**EXERCISE**
All lines in the records below with the word "Associates" must be returned.

.....

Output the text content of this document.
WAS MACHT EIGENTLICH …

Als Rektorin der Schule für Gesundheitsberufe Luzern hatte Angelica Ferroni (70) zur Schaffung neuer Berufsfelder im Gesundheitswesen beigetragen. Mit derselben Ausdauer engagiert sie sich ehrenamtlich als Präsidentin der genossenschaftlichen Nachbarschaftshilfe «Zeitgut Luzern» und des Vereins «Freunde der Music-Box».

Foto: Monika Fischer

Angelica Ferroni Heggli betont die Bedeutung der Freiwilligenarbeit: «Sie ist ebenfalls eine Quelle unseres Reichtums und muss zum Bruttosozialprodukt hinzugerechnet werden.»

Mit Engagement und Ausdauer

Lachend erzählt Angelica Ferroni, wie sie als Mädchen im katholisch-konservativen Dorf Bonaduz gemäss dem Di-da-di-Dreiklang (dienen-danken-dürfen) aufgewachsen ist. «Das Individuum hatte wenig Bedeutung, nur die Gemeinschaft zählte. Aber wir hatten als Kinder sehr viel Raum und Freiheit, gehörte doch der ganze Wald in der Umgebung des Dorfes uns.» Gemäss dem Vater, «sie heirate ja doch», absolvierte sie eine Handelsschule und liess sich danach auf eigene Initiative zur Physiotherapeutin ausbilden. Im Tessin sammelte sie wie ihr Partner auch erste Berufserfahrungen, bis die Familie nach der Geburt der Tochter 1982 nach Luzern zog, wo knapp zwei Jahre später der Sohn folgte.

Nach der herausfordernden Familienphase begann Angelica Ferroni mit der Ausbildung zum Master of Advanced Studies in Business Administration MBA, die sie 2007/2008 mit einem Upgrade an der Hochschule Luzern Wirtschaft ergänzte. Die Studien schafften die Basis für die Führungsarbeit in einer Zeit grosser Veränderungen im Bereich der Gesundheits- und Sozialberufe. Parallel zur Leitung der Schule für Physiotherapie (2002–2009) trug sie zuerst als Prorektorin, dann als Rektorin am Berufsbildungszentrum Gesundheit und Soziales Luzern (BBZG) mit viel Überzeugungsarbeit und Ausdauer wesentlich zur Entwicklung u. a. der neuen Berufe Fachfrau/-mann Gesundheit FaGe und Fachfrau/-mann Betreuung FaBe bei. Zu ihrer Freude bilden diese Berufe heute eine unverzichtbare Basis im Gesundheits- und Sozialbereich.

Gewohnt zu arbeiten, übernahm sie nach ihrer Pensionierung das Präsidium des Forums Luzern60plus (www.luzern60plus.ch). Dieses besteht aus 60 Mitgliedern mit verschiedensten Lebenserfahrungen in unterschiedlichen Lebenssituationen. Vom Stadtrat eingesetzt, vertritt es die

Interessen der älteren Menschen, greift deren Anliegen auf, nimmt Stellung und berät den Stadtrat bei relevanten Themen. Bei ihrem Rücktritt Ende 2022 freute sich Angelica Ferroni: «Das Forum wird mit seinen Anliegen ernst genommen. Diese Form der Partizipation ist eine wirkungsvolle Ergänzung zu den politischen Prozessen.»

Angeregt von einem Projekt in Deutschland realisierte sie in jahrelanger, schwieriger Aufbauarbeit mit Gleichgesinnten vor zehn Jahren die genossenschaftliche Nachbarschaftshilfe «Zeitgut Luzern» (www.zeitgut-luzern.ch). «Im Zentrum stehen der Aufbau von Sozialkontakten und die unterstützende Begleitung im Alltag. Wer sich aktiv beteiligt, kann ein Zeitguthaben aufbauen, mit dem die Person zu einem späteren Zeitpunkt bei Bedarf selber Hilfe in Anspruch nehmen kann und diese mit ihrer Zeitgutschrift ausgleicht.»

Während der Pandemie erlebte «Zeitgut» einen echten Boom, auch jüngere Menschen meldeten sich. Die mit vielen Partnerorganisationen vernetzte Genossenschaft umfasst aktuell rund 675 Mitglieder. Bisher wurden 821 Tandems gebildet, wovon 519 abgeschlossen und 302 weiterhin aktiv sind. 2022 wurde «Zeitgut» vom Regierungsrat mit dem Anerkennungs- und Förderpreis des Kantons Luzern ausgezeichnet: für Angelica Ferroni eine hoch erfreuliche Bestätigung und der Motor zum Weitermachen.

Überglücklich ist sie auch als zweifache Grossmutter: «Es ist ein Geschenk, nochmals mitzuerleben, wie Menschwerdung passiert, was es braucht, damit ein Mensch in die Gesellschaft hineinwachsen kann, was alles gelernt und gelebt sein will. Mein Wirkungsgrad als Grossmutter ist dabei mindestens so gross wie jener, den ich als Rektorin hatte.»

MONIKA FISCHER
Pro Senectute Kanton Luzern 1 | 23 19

.....

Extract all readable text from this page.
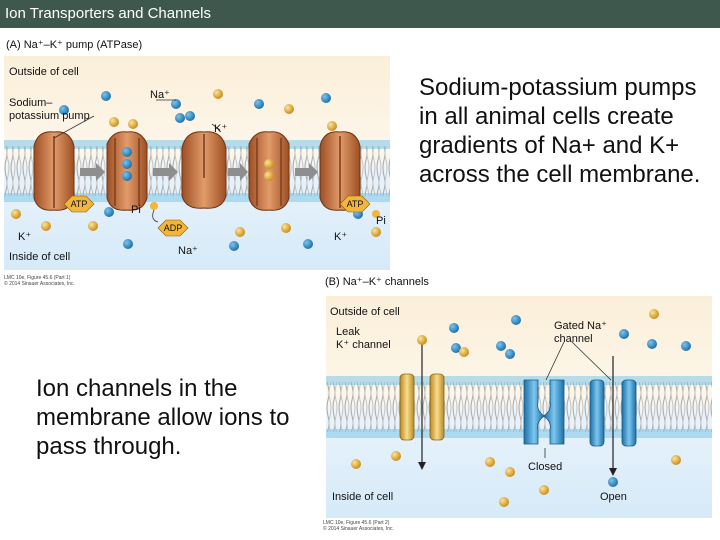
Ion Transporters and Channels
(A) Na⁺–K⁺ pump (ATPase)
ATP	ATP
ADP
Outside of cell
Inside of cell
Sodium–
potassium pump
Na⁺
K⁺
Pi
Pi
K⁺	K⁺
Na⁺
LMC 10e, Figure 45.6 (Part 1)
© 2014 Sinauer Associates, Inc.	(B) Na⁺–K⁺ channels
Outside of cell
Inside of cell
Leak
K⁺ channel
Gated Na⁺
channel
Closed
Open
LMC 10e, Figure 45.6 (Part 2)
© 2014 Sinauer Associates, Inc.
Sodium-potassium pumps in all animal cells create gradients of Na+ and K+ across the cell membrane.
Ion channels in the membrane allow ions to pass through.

.....

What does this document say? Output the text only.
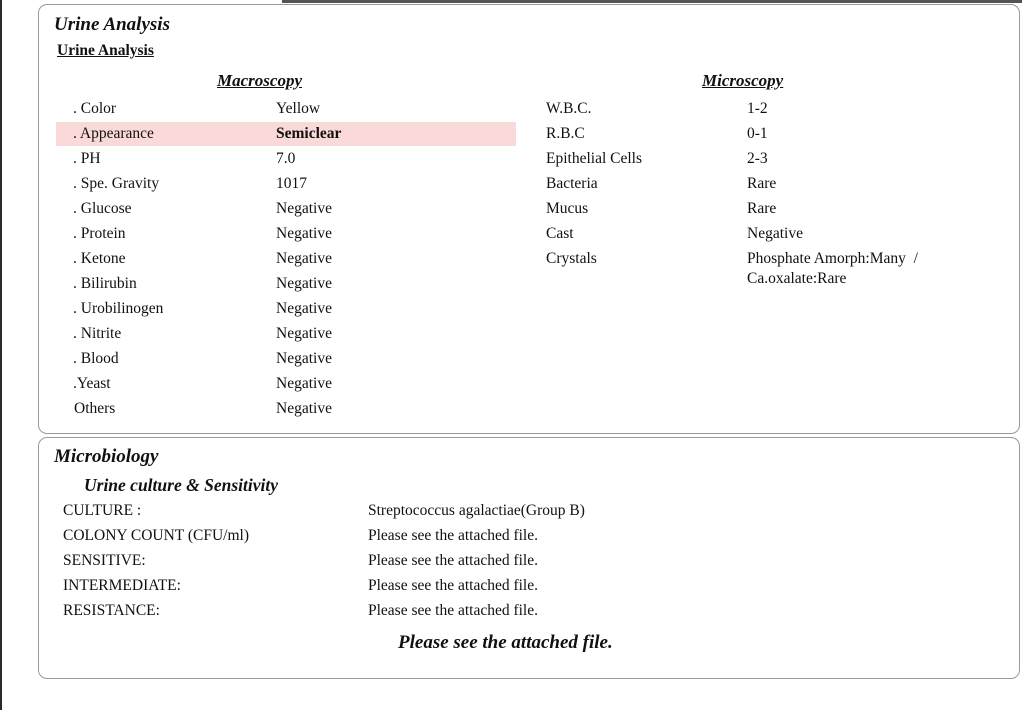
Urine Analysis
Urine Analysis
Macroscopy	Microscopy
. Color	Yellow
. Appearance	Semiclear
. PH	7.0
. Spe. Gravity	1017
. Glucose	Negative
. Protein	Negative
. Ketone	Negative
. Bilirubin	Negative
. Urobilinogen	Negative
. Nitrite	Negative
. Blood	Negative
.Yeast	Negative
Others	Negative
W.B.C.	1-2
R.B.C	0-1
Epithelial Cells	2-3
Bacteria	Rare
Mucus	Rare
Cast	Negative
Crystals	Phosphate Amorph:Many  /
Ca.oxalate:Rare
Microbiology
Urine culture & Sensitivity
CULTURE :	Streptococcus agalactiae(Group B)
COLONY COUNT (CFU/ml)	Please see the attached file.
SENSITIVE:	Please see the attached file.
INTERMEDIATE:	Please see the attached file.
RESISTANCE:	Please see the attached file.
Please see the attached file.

.....

**EXERCISE RESPONSE**
© 2014 Sinauer Associates, Inc.	(B) Na⁺–K⁺ channels
© 2014 Sinauer Associates, Inc.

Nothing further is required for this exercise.